→ EXERCISE
Show each line from the listing that includes the word "Modelo".

→ RECORDS SHOWN
———

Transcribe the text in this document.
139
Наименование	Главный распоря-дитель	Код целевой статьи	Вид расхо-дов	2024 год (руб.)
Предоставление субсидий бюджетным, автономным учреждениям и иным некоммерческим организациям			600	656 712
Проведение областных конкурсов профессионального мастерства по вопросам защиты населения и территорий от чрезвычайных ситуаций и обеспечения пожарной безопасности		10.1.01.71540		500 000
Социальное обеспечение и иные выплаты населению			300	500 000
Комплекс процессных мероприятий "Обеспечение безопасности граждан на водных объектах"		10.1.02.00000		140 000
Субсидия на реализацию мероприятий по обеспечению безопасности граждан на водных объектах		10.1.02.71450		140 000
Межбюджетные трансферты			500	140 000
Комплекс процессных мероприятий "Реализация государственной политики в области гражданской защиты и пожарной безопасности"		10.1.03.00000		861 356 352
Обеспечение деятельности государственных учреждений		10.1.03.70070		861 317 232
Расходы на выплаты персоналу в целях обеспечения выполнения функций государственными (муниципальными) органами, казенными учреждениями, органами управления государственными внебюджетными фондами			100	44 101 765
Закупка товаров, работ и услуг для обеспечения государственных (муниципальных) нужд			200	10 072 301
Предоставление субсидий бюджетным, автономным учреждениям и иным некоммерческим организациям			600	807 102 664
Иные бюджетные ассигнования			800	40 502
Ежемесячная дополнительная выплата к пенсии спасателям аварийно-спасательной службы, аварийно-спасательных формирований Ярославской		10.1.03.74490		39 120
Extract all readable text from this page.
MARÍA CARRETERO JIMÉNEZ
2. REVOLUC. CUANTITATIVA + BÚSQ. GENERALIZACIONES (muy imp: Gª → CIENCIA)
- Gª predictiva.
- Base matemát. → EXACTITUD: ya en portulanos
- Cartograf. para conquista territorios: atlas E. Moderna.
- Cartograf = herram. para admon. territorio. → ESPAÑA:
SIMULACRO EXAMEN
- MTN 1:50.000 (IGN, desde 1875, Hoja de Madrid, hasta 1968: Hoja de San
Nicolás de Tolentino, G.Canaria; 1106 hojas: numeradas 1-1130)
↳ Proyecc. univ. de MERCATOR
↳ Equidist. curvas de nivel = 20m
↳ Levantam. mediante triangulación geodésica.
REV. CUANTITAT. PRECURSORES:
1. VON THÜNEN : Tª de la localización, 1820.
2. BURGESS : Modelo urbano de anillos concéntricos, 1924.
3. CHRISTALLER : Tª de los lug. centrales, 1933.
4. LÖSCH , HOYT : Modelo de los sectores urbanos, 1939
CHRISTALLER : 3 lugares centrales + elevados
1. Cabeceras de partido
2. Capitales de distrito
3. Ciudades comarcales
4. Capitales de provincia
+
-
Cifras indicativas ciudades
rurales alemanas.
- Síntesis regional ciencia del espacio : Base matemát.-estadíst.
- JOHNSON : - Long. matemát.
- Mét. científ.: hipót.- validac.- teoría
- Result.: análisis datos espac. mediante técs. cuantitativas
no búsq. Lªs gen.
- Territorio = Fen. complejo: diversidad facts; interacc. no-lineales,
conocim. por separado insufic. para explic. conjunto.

———

→ THE COMPLETED TASK
2. BURGESS : Modelo urbano de anillos concéntricos, 1924.
4. LÖSCH , HOYT : Modelo de los sectores urbanos, 1939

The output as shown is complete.